Short exercise
Lines that include the word "Normalized" are the ones to copy.

Input
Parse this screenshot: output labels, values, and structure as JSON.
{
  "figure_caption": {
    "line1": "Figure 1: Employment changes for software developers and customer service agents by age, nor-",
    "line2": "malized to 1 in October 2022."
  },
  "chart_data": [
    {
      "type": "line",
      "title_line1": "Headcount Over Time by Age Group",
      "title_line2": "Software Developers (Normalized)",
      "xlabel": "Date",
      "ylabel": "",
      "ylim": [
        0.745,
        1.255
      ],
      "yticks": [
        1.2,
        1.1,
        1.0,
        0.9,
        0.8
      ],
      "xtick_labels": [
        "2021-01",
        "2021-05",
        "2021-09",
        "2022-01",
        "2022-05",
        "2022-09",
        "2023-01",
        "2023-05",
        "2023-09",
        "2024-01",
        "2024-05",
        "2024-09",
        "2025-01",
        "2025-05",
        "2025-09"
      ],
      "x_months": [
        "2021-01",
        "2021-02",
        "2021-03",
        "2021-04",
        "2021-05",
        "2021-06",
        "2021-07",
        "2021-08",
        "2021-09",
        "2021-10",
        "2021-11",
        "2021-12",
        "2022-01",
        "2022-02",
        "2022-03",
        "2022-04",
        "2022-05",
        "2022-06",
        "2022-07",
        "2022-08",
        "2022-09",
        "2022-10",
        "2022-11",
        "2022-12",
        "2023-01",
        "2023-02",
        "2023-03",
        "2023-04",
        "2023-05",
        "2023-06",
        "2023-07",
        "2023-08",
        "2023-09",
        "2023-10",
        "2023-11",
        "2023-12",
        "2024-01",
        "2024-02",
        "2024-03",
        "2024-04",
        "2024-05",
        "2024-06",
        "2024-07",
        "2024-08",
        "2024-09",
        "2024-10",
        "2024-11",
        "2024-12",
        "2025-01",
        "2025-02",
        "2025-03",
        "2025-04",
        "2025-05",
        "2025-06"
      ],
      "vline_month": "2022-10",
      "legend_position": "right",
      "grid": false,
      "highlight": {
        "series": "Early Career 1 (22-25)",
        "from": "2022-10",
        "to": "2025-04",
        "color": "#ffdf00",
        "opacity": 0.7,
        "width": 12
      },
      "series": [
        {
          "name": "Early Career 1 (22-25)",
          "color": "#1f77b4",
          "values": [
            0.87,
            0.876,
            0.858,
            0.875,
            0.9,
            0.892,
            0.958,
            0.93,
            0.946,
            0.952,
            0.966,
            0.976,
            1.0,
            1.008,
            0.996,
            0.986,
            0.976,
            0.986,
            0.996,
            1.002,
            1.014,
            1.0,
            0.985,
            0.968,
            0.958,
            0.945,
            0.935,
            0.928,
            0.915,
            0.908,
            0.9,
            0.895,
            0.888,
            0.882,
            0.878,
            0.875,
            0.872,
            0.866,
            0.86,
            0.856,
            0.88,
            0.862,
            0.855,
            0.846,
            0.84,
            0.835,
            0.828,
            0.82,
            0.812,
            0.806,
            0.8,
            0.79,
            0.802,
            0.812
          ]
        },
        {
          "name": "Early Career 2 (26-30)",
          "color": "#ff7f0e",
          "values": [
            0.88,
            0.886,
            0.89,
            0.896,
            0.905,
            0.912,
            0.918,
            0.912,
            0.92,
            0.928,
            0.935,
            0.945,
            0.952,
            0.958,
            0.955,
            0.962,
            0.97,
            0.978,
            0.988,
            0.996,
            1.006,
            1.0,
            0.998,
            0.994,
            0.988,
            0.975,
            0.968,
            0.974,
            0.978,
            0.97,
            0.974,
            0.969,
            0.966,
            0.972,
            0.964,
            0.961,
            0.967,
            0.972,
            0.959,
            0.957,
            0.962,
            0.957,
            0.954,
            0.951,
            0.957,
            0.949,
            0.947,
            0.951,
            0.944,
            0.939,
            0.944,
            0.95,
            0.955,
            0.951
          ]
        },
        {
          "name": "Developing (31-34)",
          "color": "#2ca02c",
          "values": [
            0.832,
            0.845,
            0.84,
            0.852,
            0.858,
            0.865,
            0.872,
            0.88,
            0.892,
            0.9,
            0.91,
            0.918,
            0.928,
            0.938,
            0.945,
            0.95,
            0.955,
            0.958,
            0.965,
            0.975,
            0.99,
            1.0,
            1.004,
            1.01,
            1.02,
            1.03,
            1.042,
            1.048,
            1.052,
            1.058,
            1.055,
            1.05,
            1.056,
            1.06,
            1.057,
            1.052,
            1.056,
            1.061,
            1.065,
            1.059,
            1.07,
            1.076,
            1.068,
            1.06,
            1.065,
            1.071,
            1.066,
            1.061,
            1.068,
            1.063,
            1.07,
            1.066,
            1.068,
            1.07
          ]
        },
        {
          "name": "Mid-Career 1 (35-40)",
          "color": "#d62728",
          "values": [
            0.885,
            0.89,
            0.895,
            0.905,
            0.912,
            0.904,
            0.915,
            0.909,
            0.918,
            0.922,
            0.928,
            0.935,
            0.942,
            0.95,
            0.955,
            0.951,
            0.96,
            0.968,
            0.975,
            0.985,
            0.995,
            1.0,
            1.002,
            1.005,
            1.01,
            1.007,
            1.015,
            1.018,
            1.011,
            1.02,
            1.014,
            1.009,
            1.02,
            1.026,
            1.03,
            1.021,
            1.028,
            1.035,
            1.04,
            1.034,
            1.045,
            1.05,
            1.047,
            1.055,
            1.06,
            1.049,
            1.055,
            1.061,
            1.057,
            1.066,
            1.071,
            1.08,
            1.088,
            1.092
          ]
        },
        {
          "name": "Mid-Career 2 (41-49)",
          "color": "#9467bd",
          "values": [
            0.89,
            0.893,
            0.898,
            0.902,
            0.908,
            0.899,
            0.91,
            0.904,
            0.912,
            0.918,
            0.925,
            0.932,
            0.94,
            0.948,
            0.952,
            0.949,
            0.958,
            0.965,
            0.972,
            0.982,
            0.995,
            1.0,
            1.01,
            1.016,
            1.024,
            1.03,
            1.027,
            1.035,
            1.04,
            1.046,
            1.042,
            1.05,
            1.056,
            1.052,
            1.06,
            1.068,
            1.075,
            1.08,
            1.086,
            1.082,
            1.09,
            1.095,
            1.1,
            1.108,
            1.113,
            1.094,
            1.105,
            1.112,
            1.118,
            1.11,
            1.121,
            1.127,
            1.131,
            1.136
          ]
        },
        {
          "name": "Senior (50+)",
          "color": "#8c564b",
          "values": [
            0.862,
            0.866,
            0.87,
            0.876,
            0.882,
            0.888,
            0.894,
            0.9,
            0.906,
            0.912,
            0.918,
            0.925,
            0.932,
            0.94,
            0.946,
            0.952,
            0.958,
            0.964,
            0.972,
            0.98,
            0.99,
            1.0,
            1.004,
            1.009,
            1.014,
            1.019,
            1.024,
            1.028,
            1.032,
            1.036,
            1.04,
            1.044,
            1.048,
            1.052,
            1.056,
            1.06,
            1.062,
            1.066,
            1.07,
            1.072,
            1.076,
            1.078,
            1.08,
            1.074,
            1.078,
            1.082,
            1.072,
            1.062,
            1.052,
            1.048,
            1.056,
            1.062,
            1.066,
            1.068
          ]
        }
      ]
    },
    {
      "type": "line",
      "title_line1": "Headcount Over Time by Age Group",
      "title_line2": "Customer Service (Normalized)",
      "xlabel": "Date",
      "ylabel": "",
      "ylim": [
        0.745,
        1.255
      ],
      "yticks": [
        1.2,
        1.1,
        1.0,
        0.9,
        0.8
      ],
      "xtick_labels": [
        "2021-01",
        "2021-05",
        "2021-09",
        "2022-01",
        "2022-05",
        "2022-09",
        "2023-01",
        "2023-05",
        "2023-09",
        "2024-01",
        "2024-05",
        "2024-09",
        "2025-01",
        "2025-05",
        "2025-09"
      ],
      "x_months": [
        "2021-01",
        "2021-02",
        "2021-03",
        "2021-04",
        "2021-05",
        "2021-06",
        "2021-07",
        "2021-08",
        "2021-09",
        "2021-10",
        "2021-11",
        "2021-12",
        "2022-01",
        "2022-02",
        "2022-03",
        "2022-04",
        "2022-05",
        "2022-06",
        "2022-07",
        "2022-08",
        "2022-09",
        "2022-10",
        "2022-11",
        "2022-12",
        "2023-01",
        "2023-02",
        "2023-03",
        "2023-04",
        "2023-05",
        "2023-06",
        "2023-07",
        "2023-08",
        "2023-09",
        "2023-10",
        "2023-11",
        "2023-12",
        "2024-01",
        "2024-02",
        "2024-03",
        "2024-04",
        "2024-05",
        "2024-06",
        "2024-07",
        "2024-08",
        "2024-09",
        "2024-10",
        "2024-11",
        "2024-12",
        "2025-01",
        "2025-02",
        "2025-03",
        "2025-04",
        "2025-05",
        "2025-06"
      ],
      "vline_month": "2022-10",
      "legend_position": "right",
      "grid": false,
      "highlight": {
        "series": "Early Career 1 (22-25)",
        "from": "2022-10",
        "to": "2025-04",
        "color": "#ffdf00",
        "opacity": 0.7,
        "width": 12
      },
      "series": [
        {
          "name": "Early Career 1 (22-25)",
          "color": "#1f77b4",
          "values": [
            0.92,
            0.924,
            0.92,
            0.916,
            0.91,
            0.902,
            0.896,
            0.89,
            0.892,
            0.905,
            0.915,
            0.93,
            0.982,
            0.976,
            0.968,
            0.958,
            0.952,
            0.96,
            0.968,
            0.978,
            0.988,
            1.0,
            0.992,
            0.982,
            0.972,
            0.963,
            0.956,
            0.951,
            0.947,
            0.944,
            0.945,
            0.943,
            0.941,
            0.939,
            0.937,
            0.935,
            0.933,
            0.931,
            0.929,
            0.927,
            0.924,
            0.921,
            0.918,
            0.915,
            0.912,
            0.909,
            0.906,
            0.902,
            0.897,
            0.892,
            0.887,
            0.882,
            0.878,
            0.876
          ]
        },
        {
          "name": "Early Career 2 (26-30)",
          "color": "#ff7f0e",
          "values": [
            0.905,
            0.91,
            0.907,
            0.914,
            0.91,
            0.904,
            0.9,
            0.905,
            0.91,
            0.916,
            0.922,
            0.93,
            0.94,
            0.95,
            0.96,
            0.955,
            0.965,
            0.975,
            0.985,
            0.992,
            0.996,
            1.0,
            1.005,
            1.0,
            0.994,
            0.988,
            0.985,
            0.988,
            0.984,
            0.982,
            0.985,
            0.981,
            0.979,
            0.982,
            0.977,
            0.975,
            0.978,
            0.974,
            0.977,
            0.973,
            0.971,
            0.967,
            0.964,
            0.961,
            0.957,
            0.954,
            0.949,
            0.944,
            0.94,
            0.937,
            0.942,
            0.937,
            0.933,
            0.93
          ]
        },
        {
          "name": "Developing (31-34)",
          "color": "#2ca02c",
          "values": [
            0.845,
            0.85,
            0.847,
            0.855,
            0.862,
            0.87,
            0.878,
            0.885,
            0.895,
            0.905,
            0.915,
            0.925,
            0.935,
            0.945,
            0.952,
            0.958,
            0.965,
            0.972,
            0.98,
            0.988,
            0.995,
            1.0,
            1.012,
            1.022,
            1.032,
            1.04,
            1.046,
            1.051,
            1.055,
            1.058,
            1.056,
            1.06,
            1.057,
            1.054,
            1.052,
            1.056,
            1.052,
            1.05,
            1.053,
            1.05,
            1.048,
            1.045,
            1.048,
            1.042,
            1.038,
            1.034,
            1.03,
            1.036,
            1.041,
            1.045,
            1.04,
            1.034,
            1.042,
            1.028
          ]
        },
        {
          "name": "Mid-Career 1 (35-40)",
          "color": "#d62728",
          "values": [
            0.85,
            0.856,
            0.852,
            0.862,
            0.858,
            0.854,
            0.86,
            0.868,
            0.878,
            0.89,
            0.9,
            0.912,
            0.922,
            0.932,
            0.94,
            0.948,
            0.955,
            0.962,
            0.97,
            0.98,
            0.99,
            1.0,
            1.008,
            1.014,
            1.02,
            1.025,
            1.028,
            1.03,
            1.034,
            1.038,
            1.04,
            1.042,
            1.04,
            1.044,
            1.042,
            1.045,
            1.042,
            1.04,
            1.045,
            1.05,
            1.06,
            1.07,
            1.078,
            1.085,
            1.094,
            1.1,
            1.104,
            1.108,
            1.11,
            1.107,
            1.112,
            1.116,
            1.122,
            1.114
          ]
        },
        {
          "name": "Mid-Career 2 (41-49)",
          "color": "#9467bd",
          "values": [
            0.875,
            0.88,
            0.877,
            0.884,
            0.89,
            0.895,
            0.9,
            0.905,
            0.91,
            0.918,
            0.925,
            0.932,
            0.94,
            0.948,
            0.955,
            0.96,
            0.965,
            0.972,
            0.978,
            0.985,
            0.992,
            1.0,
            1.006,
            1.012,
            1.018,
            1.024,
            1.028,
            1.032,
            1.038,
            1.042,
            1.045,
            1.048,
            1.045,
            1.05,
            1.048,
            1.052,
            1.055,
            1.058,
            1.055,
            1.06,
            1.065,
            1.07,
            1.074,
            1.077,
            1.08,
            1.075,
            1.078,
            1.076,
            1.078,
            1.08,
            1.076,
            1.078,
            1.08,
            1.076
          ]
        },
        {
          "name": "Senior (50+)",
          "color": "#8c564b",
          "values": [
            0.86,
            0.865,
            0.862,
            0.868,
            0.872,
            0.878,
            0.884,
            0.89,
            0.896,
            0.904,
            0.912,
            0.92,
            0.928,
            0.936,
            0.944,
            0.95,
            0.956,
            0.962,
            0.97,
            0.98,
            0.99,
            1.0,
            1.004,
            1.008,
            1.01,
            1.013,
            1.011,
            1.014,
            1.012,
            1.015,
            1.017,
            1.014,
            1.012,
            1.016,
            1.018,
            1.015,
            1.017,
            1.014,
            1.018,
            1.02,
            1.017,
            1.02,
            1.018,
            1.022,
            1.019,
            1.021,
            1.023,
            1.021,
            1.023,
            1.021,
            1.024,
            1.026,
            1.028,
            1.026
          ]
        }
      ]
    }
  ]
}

Answer for the task
      "title_line2": "Software Developers (Normalized)",
      "title_line2": "Customer Service (Normalized)",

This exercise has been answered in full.